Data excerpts
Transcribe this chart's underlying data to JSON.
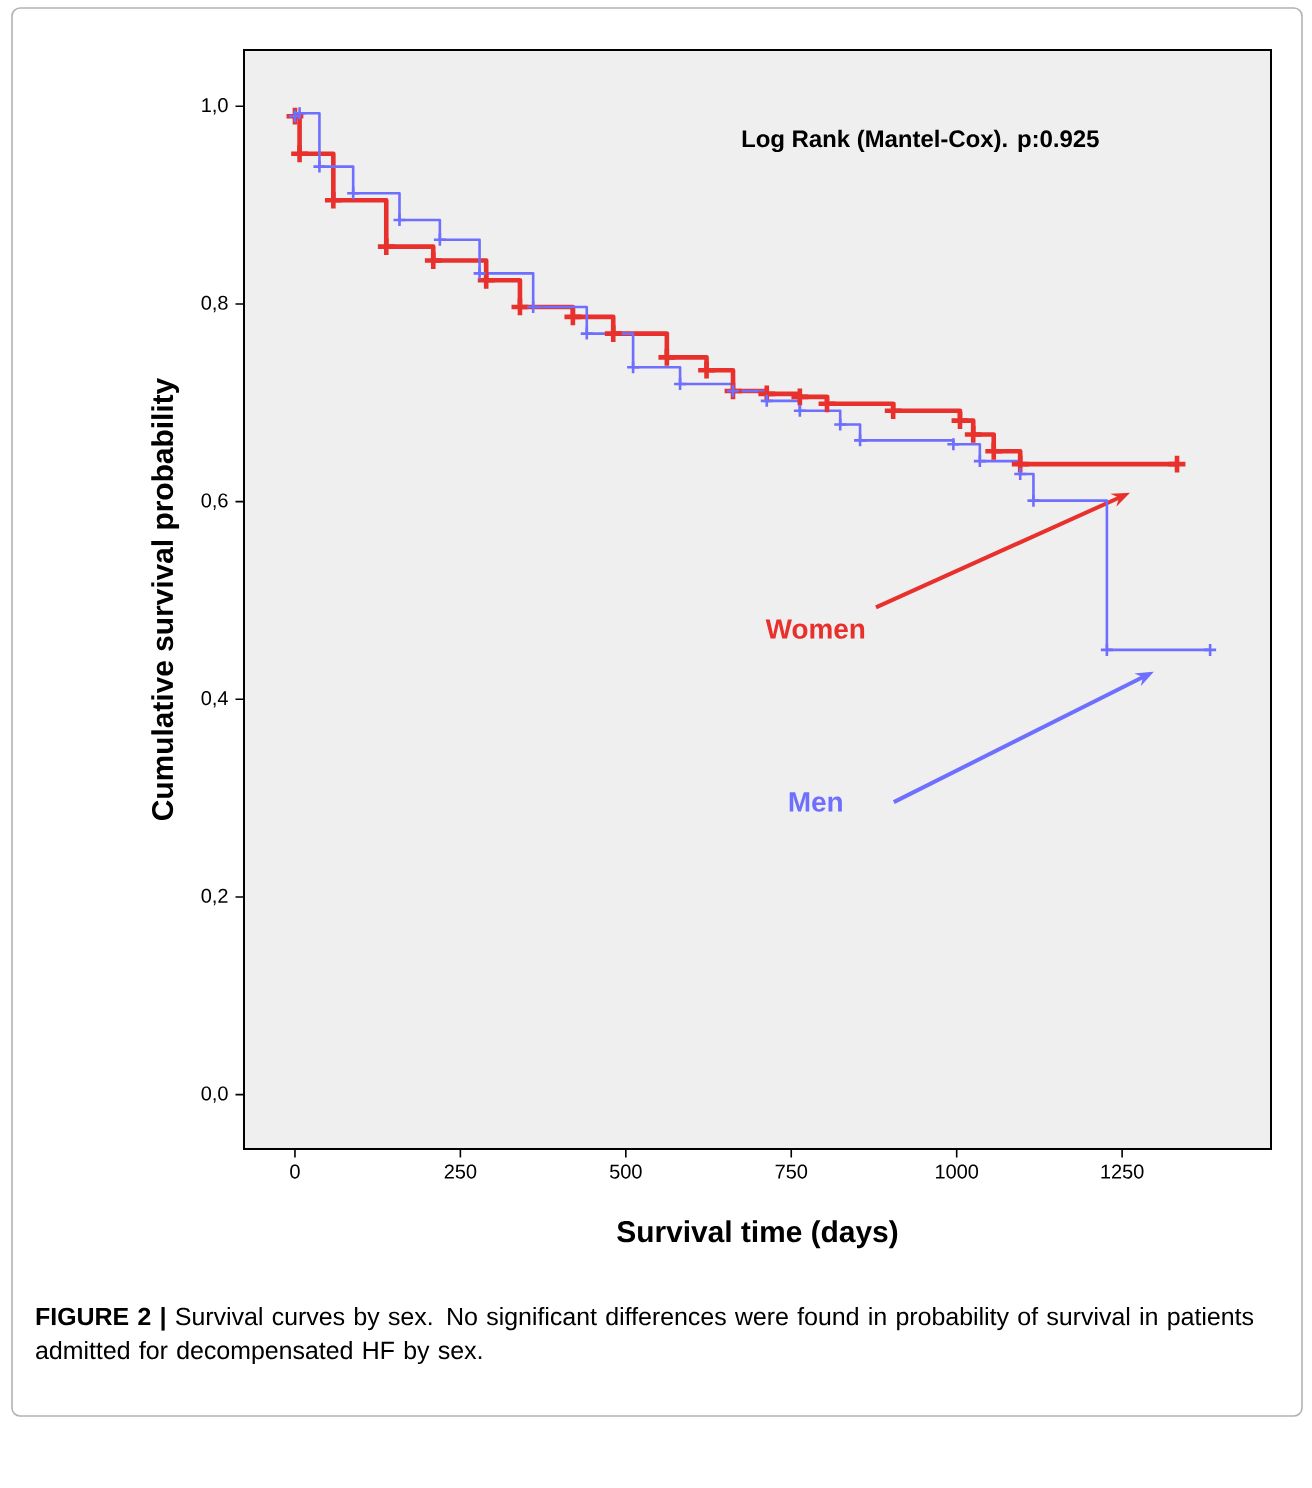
{
  "chart_data": {
    "type": "step",
    "xlabel": "Survival time (days)",
    "ylabel": "Cumulative survival probability",
    "annotations": [
      "Log Rank (Mantel-Cox). p:0.925",
      "**FIGURE 2 |** Survival curves by sex. No significant differences were found in probability of survival in patients admitted for decompensated HF by sex."
    ],
    "xlim": [
      -77,
      1475
    ],
    "ylim": [
      -0.055,
      1.057
    ],
    "xticks": [
      0,
      250,
      500,
      750,
      1000,
      1250
    ],
    "yticks": [
      {
        "value": 0,
        "label": "0,0"
      },
      {
        "value": 0.2,
        "label": "0,2"
      },
      {
        "value": 0.4,
        "label": "0,4"
      },
      {
        "value": 0.6,
        "label": "0,6"
      },
      {
        "value": 0.8,
        "label": "0,8"
      },
      {
        "value": 1.0,
        "label": "1,0"
      }
    ],
    "grid": false,
    "legend": false,
    "marker": "cross",
    "series": [
      {
        "name": "Women",
        "color": "#e8302c",
        "x": [
          0,
          7,
          58,
          138,
          209,
          289,
          340,
          420,
          481,
          562,
          622,
          662,
          713,
          763,
          804,
          904,
          1005,
          1025,
          1056,
          1096,
          1333
        ],
        "values": [
          0.99,
          0.952,
          0.905,
          0.858,
          0.844,
          0.824,
          0.797,
          0.787,
          0.77,
          0.746,
          0.733,
          0.712,
          0.709,
          0.706,
          0.699,
          0.692,
          0.682,
          0.668,
          0.651,
          0.638,
          0.638
        ]
      },
      {
        "name": "Men",
        "color": "#6f6fff",
        "x": [
          0,
          7,
          37,
          88,
          158,
          219,
          279,
          360,
          441,
          511,
          582,
          662,
          713,
          763,
          824,
          854,
          995,
          1035,
          1096,
          1116,
          1227,
          1383
        ],
        "values": [
          0.99,
          0.993,
          0.939,
          0.912,
          0.885,
          0.865,
          0.831,
          0.797,
          0.77,
          0.736,
          0.719,
          0.712,
          0.702,
          0.692,
          0.678,
          0.662,
          0.658,
          0.641,
          0.628,
          0.601,
          0.45,
          0.45
        ]
      }
    ]
  }
}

• _What needs to be done_: Go through the data and return each line where the word "probability" appears.

• _Response below_:
    "ylabel": "Cumulative survival probability",
      "**FIGURE 2 |** Survival curves by sex. No significant differences were found in probability of survival in patients admitted for decompensated HF by sex."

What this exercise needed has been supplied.